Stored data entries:
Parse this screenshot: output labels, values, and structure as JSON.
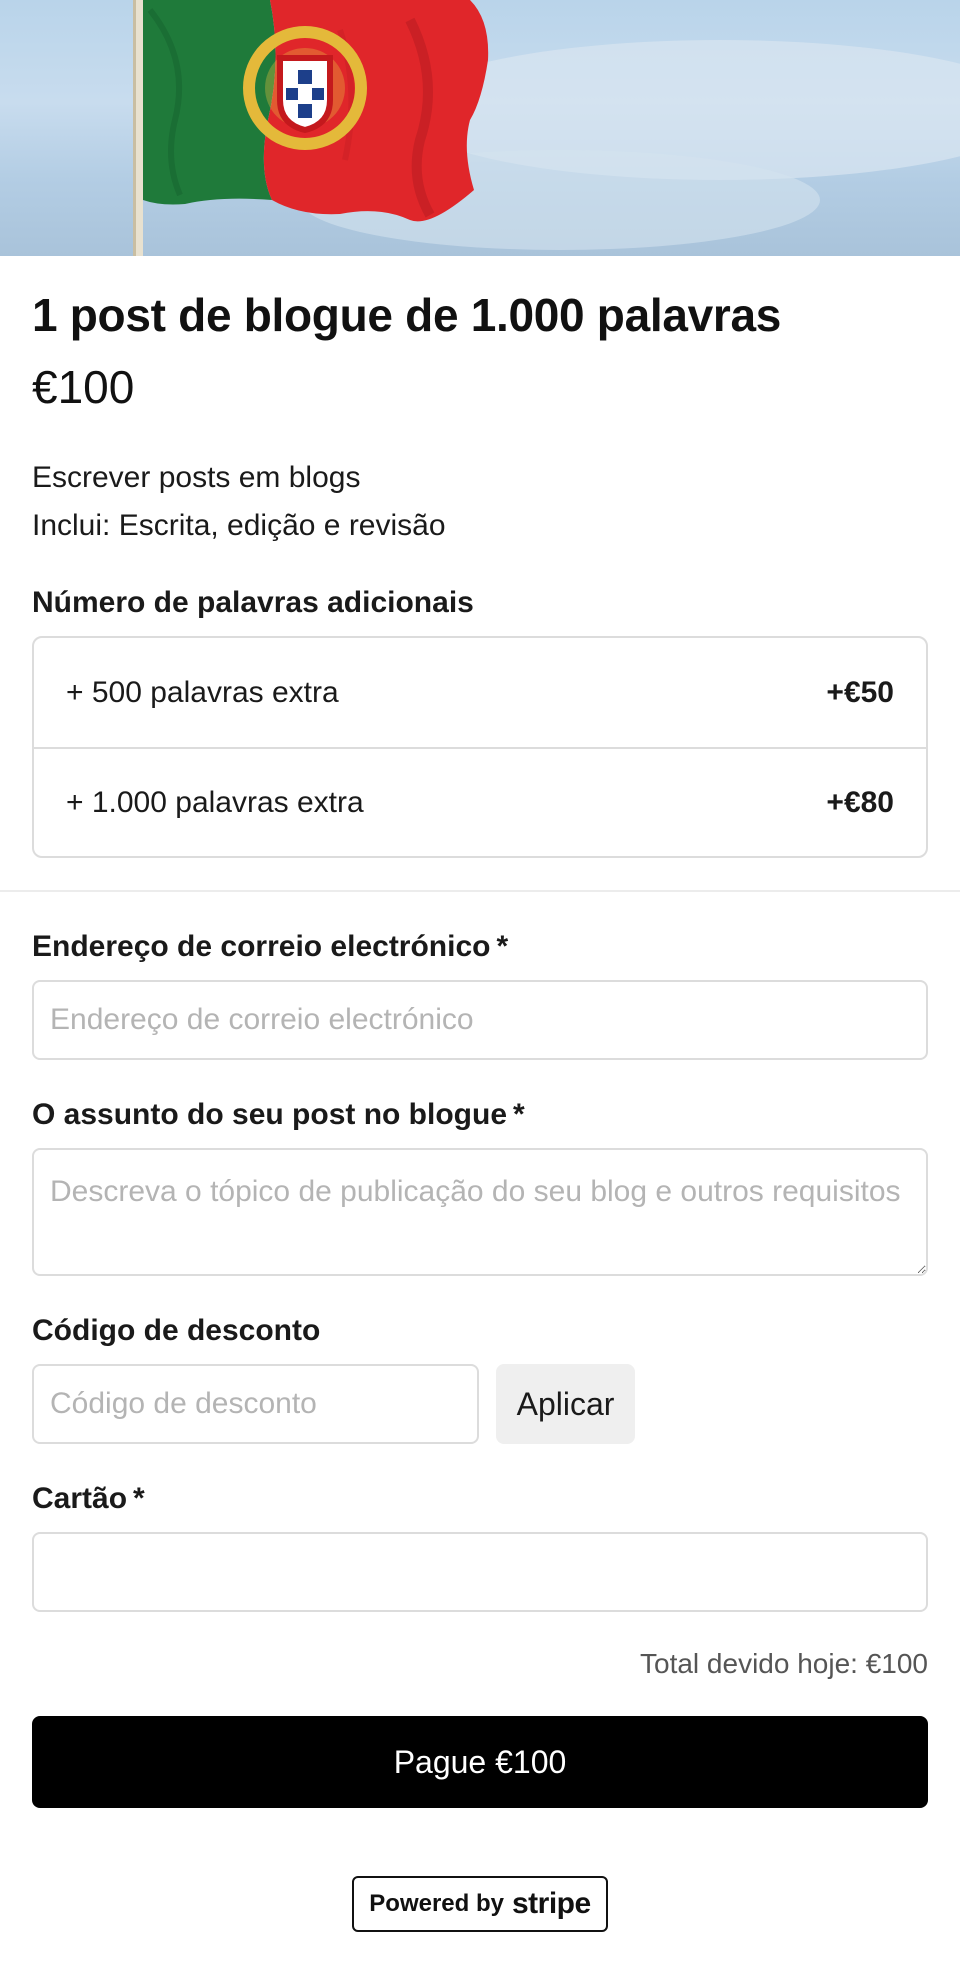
{
  "product": {
    "title": "1 post de blogue de 1.000 palavras",
    "price": "€100",
    "description_lines": [
      "Escrever posts em blogs",
      "Inclui: Escrita, edição e revisão"
    ]
  },
  "addons": {
    "label": "Número de palavras adicionais",
    "options": [
      {
        "label": "+ 500 palavras extra",
        "price": "+€50"
      },
      {
        "label": "+ 1.000 palavras extra",
        "price": "+€80"
      }
    ]
  },
  "form": {
    "email": {
      "label": "Endereço de correio electrónico",
      "required_mark": "*",
      "placeholder": "Endereço de correio electrónico",
      "value": ""
    },
    "topic": {
      "label": "O assunto do seu post no blogue",
      "required_mark": "*",
      "placeholder": "Descreva o tópico de publicação do seu blog e outros requisitos",
      "value": ""
    },
    "discount": {
      "label": "Código de desconto",
      "placeholder": "Código de desconto",
      "value": "",
      "apply_label": "Aplicar"
    },
    "card": {
      "label": "Cartão",
      "required_mark": "*",
      "value": ""
    }
  },
  "summary": {
    "total_text": "Total devido hoje: €100",
    "pay_label": "Pague €100"
  },
  "footer": {
    "powered_by": "Powered by",
    "brand": "stripe"
  },
  "hero": {
    "icon": "portugal-flag-image",
    "colors": {
      "green": "#1f7a3a",
      "red": "#e0262a",
      "sky": "#bcd5ea"
    }
  }
}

◆ **WHAT YOU HAVE TO DO**
Working from the entries above, return all lines that contain "Endereço".

◆ **EXERCISE RESULT**
      "label": "Endereço de correio electrónico",
      "placeholder": "Endereço de correio electrónico",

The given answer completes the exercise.